From the line containing "Decode this image" to the very last line, repeat everything exactly and add nothing else. Skip the pictures.

**** The records

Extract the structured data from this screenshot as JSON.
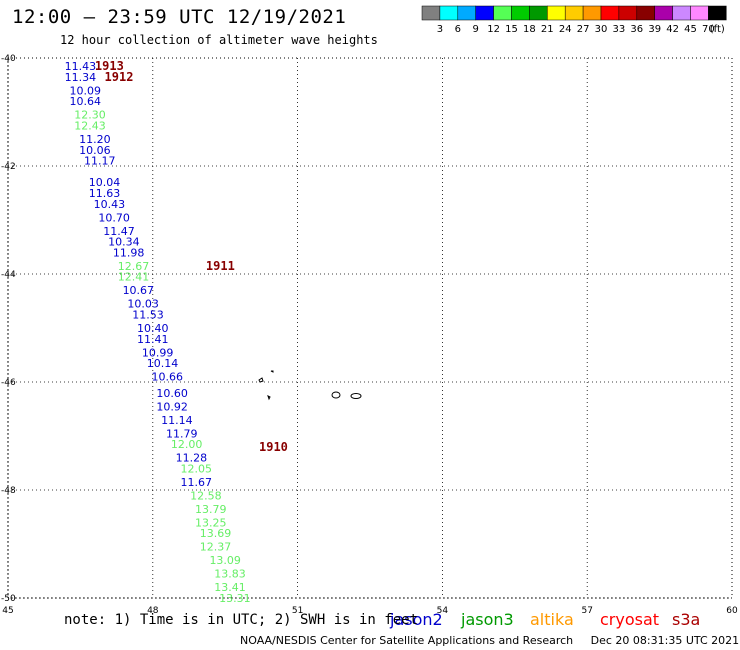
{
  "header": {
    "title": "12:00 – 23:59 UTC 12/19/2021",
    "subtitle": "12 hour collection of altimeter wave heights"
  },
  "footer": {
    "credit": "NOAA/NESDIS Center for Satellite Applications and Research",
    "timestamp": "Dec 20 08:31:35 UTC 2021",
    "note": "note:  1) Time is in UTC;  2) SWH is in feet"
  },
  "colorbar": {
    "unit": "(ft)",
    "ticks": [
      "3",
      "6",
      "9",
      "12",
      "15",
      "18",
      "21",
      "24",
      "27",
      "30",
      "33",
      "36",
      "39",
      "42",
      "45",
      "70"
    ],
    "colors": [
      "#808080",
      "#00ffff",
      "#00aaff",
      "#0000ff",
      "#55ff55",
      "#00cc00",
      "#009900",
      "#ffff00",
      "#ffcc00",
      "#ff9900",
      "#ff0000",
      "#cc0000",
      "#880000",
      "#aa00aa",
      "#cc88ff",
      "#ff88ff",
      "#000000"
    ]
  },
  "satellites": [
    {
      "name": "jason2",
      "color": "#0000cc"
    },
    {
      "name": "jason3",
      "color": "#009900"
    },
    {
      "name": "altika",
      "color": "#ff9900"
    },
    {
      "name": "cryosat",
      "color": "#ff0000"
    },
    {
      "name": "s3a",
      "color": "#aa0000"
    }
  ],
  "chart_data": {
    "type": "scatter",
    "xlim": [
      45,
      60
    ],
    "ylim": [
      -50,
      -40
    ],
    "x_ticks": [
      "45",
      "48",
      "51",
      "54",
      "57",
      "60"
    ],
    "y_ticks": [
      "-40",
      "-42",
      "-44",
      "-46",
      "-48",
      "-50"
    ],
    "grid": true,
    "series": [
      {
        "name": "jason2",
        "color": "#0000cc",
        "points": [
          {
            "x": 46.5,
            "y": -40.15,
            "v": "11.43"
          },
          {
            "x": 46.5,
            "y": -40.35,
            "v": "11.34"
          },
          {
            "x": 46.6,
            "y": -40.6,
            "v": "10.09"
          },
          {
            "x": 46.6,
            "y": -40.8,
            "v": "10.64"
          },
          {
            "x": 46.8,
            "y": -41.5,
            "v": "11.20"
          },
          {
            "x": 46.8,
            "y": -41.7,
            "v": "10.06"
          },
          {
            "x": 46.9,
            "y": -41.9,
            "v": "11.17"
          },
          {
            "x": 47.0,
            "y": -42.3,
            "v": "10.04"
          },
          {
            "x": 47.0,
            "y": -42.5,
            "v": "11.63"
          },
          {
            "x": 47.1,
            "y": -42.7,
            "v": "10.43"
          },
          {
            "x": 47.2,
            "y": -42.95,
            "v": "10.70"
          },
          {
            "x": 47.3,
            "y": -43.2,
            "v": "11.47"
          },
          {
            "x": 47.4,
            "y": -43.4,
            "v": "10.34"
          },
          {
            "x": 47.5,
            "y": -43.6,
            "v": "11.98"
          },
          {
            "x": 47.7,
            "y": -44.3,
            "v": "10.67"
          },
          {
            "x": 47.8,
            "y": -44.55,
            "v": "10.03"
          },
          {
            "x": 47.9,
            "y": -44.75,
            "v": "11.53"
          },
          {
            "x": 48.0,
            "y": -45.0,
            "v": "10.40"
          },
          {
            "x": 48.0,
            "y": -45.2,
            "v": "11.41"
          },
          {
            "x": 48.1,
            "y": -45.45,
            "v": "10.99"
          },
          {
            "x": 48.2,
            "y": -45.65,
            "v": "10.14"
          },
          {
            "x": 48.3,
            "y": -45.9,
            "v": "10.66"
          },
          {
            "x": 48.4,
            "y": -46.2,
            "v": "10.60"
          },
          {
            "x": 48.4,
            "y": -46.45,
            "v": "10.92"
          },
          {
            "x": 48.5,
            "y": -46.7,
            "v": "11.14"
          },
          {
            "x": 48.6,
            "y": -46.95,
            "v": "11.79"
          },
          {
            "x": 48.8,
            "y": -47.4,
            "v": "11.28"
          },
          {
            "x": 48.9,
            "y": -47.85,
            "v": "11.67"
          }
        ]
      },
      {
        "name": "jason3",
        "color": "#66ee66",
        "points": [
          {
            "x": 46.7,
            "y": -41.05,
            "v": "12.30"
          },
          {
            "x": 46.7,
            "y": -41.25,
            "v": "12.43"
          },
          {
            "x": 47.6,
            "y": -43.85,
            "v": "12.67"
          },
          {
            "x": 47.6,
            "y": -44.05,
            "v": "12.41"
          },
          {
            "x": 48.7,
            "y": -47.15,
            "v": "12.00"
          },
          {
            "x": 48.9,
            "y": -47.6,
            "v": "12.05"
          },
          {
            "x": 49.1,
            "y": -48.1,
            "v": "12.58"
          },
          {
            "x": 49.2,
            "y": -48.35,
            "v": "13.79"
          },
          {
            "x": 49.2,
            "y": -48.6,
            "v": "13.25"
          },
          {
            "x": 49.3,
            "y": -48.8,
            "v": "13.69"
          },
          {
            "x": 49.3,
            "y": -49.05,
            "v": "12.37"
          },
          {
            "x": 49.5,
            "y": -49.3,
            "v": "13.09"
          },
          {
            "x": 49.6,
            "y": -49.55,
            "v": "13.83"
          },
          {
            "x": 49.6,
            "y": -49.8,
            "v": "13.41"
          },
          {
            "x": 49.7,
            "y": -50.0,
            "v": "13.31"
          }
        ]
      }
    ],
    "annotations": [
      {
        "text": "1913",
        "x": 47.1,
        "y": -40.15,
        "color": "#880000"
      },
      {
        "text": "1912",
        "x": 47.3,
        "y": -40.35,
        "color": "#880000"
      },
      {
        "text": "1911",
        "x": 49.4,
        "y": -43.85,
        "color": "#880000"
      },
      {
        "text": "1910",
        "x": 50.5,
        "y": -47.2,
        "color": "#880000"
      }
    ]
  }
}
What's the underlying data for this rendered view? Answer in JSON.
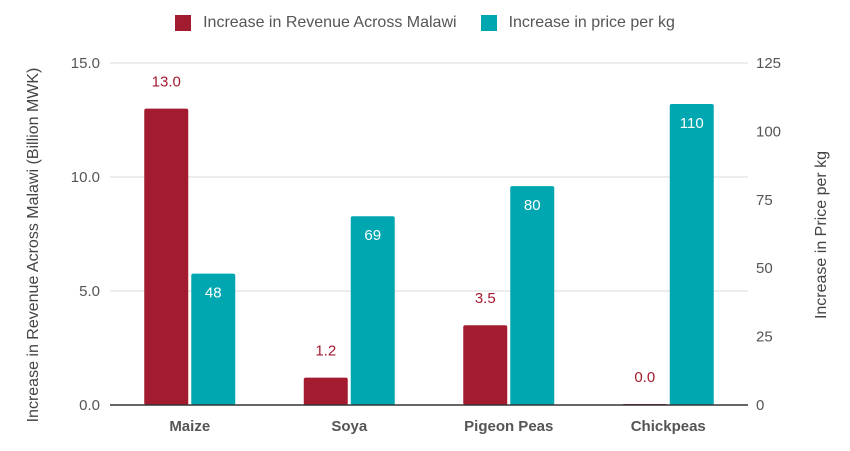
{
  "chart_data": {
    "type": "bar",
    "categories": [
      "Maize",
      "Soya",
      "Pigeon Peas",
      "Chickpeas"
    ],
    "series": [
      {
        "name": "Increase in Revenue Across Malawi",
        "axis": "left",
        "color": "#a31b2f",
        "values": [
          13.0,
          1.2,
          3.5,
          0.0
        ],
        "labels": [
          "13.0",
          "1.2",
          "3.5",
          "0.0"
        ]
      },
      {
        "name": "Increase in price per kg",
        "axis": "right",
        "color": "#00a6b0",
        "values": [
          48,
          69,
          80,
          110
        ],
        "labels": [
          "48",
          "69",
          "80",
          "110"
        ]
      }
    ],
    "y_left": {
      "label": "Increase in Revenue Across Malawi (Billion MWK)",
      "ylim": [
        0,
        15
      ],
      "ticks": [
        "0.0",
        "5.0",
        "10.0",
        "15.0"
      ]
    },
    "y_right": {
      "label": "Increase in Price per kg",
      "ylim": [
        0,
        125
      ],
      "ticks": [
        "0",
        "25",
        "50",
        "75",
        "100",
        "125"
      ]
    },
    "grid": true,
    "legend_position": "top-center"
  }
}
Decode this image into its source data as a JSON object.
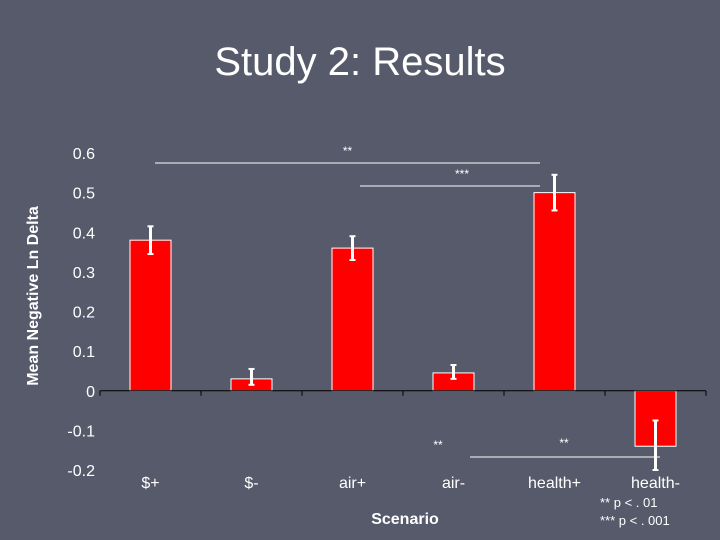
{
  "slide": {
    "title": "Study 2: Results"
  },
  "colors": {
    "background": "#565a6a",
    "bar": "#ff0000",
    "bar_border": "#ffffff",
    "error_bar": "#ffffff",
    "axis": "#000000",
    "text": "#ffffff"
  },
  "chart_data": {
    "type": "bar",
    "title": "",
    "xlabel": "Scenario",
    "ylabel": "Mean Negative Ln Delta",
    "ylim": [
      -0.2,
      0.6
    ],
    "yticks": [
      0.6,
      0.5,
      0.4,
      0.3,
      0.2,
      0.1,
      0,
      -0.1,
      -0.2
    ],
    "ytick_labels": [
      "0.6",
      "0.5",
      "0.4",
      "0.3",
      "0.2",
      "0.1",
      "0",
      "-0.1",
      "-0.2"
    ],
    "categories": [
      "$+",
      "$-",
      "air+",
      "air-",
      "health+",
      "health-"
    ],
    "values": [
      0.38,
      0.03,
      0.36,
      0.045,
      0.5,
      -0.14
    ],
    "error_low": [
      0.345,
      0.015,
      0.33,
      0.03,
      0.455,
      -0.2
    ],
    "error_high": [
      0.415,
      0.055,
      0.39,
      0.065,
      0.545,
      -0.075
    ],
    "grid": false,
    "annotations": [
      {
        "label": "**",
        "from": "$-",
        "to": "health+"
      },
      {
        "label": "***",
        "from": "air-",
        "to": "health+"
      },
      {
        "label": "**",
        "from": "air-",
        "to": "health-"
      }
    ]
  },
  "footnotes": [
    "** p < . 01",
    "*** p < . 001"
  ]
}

********

Response to this exercise
Decode this image into its source data as a JSON object.
{
  "slide": {
    "title": "Study 2: Results"
  },
  "colors": {
    "background": "#565a6a",
    "bar": "#ff0000",
    "bar_border": "#ffffff",
    "error_bar": "#ffffff",
    "axis": "#000000",
    "text": "#ffffff"
  },
  "chart_data": {
    "type": "bar",
    "title": "",
    "xlabel": "Scenario",
    "ylabel": "Mean Negative Ln Delta",
    "ylim": [
      -0.2,
      0.6
    ],
    "yticks": [
      0.6,
      0.5,
      0.4,
      0.3,
      0.2,
      0.1,
      0,
      -0.1,
      -0.2
    ],
    "ytick_labels": [
      "0.6",
      "0.5",
      "0.4",
      "0.3",
      "0.2",
      "0.1",
      "0",
      "-0.1",
      "-0.2"
    ],
    "categories": [
      "$+",
      "$-",
      "air+",
      "air-",
      "health+",
      "health-"
    ],
    "values": [
      0.38,
      0.03,
      0.36,
      0.045,
      0.5,
      -0.14
    ],
    "error_low": [
      0.345,
      0.015,
      0.33,
      0.03,
      0.455,
      -0.2
    ],
    "error_high": [
      0.415,
      0.055,
      0.39,
      0.065,
      0.545,
      -0.075
    ],
    "grid": false,
    "annotations": [
      {
        "label": "**",
        "from": "$-",
        "to": "health+"
      },
      {
        "label": "***",
        "from": "air-",
        "to": "health+"
      },
      {
        "label": "**",
        "from": "air-",
        "to": "health-"
      }
    ]
  },
  "footnotes": [
    "** p < . 01",
    "*** p < . 001"
  ]
}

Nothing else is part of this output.